**Aim of the task**
Would you quote the material below in full and unchanged?

**Excerpted records**
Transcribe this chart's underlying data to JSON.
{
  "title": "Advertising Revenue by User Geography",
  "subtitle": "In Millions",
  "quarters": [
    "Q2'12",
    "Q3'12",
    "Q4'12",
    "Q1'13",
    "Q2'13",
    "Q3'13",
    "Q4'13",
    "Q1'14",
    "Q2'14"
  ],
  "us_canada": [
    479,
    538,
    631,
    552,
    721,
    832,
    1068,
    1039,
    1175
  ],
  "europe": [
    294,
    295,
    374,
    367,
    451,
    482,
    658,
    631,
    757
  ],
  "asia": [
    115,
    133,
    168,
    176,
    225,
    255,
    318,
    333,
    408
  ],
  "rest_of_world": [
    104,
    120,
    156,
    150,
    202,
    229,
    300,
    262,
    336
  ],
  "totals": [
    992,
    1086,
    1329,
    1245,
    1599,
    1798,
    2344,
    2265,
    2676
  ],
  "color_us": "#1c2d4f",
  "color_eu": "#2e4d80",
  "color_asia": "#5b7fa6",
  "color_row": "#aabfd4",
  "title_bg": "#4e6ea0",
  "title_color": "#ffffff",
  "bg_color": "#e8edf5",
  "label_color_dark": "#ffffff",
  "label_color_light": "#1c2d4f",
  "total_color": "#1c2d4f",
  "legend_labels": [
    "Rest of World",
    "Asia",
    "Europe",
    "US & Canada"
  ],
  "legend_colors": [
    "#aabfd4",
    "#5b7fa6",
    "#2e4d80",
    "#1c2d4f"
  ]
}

**Response for this exercise**
Transcribe this chart's underlying data to JSON.
{
  "title": "Advertising Revenue by User Geography",
  "subtitle": "In Millions",
  "quarters": [
    "Q2'12",
    "Q3'12",
    "Q4'12",
    "Q1'13",
    "Q2'13",
    "Q3'13",
    "Q4'13",
    "Q1'14",
    "Q2'14"
  ],
  "us_canada": [
    479,
    538,
    631,
    552,
    721,
    832,
    1068,
    1039,
    1175
  ],
  "europe": [
    294,
    295,
    374,
    367,
    451,
    482,
    658,
    631,
    757
  ],
  "asia": [
    115,
    133,
    168,
    176,
    225,
    255,
    318,
    333,
    408
  ],
  "rest_of_world": [
    104,
    120,
    156,
    150,
    202,
    229,
    300,
    262,
    336
  ],
  "totals": [
    992,
    1086,
    1329,
    1245,
    1599,
    1798,
    2344,
    2265,
    2676
  ],
  "color_us": "#1c2d4f",
  "color_eu": "#2e4d80",
  "color_asia": "#5b7fa6",
  "color_row": "#aabfd4",
  "title_bg": "#4e6ea0",
  "title_color": "#ffffff",
  "bg_color": "#e8edf5",
  "label_color_dark": "#ffffff",
  "label_color_light": "#1c2d4f",
  "total_color": "#1c2d4f",
  "legend_labels": [
    "Rest of World",
    "Asia",
    "Europe",
    "US & Canada"
  ],
  "legend_colors": [
    "#aabfd4",
    "#5b7fa6",
    "#2e4d80",
    "#1c2d4f"
  ]
}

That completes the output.